**Written request**
Write out the data below exactly as given, without any of its pictures.

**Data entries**
########################################
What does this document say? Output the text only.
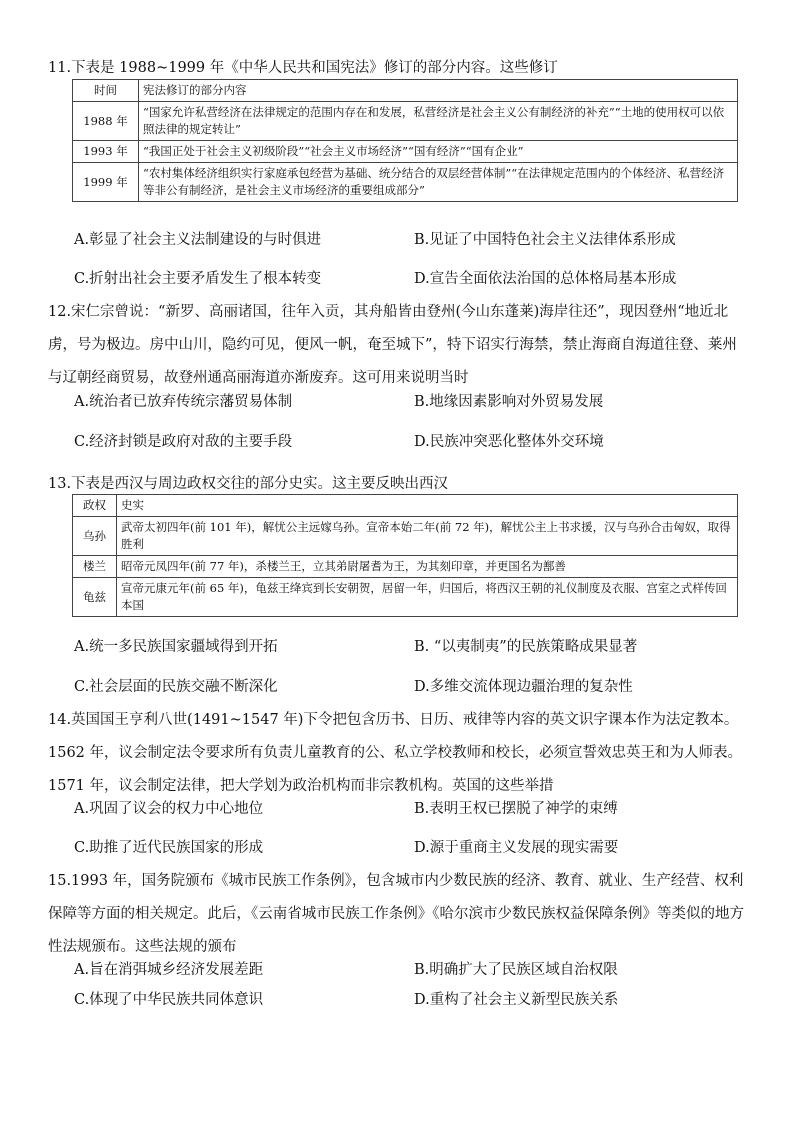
11.下表是 1988~1999 年《中华人民共和国宪法》修订的部分内容。这些修订
时间	宪法修订的部分内容
1988 年	“国家允许私营经济在法律规定的范围内存在和发展，私营经济是社会主义公有制经济的补充”“土地的使用权可以依照法律的规定转让”
1993 年	“我国正处于社会主义初级阶段”“社会主义市场经济”“国有经济”“国有企业”
1999 年	“农村集体经济组织实行家庭承包经营为基础、统分结合的双层经营体制”“在法律规定范围内的个体经济、私营经济等非公有制经济，是社会主义市场经济的重要组成部分”
A.彰显了社会主义法制建设的与时俱进	B.见证了中国特色社会主义法律体系形成
C.折射出社会主要矛盾发生了根本转变	D.宣告全面依法治国的总体格局基本形成
12.宋仁宗曾说：“新罗、高丽诸国，往年入贡，其舟船皆由登州(今山东蓬莱)海岸往还”，现因登州“地近北虏，号为极边。房中山川，隐约可见，便风一帆，奄至城下”，特下诏实行海禁，禁止海商自海道往登、莱州与辽朝经商贸易，故登州通高丽海道亦渐废弃。这可用来说明当时
A.统治者已放弃传统宗藩贸易体制	B.地缘因素影响对外贸易发展
C.经济封锁是政府对敌的主要手段	D.民族冲突恶化整体外交环境
13.下表是西汉与周边政权交往的部分史实。这主要反映出西汉
政权	史实
乌孙	武帝太初四年(前 101 年)，解忧公主远嫁乌孙。宣帝本始二年(前 72 年)，解忧公主上书求援，汉与乌孙合击匈奴，取得胜利
楼兰	昭帝元凤四年(前 77 年)，杀楼兰王，立其弟尉屠耆为王，为其刻印章，并更国名为鄯善
龟兹	宣帝元康元年(前 65 年)，龟兹王绛宾到长安朝贺，居留一年，归国后，将西汉王朝的礼仪制度及衣服、宫室之式样传回本国
A.统一多民族国家疆域得到开拓	B. “以夷制夷”的民族策略成果显著
C.社会层面的民族交融不断深化	D.多维交流体现边疆治理的复杂性
14.英国国王亨利八世(1491~1547 年)下令把包含历书、日历、戒律等内容的英文识字课本作为法定教本。1562 年，议会制定法令要求所有负责儿童教育的公、私立学校教师和校长，必须宣誓效忠英王和为人师表。1571 年，议会制定法律，把大学划为政治机构而非宗教机构。英国的这些举措
A.巩固了议会的权力中心地位	B.表明王权已摆脱了神学的束缚
C.助推了近代民族国家的形成	D.源于重商主义发展的现实需要
15.1993 年，国务院颁布《城市民族工作条例》，包含城市内少数民族的经济、教育、就业、生产经营、权利保障等方面的相关规定。此后，《云南省城市民族工作条例》《哈尔滨市少数民族权益保障条例》等类似的地方性法规颁布。这些法规的颁布
A.旨在消弭城乡经济发展差距	B.明确扩大了民族区域自治权限
C.体现了中华民族共同体意识	D.重构了社会主义新型民族关系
########################################
**Completed exercise**
What does this document say? Output the text only.
11.下表是 1988~1999 年《中华人民共和国宪法》修订的部分内容。这些修订
时间	宪法修订的部分内容
1988 年	“国家允许私营经济在法律规定的范围内存在和发展，私营经济是社会主义公有制经济的补充”“土地的使用权可以依照法律的规定转让”
1993 年	“我国正处于社会主义初级阶段”“社会主义市场经济”“国有经济”“国有企业”
1999 年	“农村集体经济组织实行家庭承包经营为基础、统分结合的双层经营体制”“在法律规定范围内的个体经济、私营经济等非公有制经济，是社会主义市场经济的重要组成部分”
A.彰显了社会主义法制建设的与时俱进	B.见证了中国特色社会主义法律体系形成
C.折射出社会主要矛盾发生了根本转变	D.宣告全面依法治国的总体格局基本形成
12.宋仁宗曾说：“新罗、高丽诸国，往年入贡，其舟船皆由登州(今山东蓬莱)海岸往还”，现因登州“地近北虏，号为极边。房中山川，隐约可见，便风一帆，奄至城下”，特下诏实行海禁，禁止海商自海道往登、莱州与辽朝经商贸易，故登州通高丽海道亦渐废弃。这可用来说明当时
A.统治者已放弃传统宗藩贸易体制	B.地缘因素影响对外贸易发展
C.经济封锁是政府对敌的主要手段	D.民族冲突恶化整体外交环境
13.下表是西汉与周边政权交往的部分史实。这主要反映出西汉
政权	史实
乌孙	武帝太初四年(前 101 年)，解忧公主远嫁乌孙。宣帝本始二年(前 72 年)，解忧公主上书求援，汉与乌孙合击匈奴，取得胜利
楼兰	昭帝元凤四年(前 77 年)，杀楼兰王，立其弟尉屠耆为王，为其刻印章，并更国名为鄯善
龟兹	宣帝元康元年(前 65 年)，龟兹王绛宾到长安朝贺，居留一年，归国后，将西汉王朝的礼仪制度及衣服、宫室之式样传回本国
A.统一多民族国家疆域得到开拓	B. “以夷制夷”的民族策略成果显著
C.社会层面的民族交融不断深化	D.多维交流体现边疆治理的复杂性
14.英国国王亨利八世(1491~1547 年)下令把包含历书、日历、戒律等内容的英文识字课本作为法定教本。1562 年，议会制定法令要求所有负责儿童教育的公、私立学校教师和校长，必须宣誓效忠英王和为人师表。1571 年，议会制定法律，把大学划为政治机构而非宗教机构。英国的这些举措
A.巩固了议会的权力中心地位	B.表明王权已摆脱了神学的束缚
C.助推了近代民族国家的形成	D.源于重商主义发展的现实需要
15.1993 年，国务院颁布《城市民族工作条例》，包含城市内少数民族的经济、教育、就业、生产经营、权利保障等方面的相关规定。此后，《云南省城市民族工作条例》《哈尔滨市少数民族权益保障条例》等类似的地方性法规颁布。这些法规的颁布
A.旨在消弭城乡经济发展差距	B.明确扩大了民族区域自治权限
C.体现了中华民族共同体意识	D.重构了社会主义新型民族关系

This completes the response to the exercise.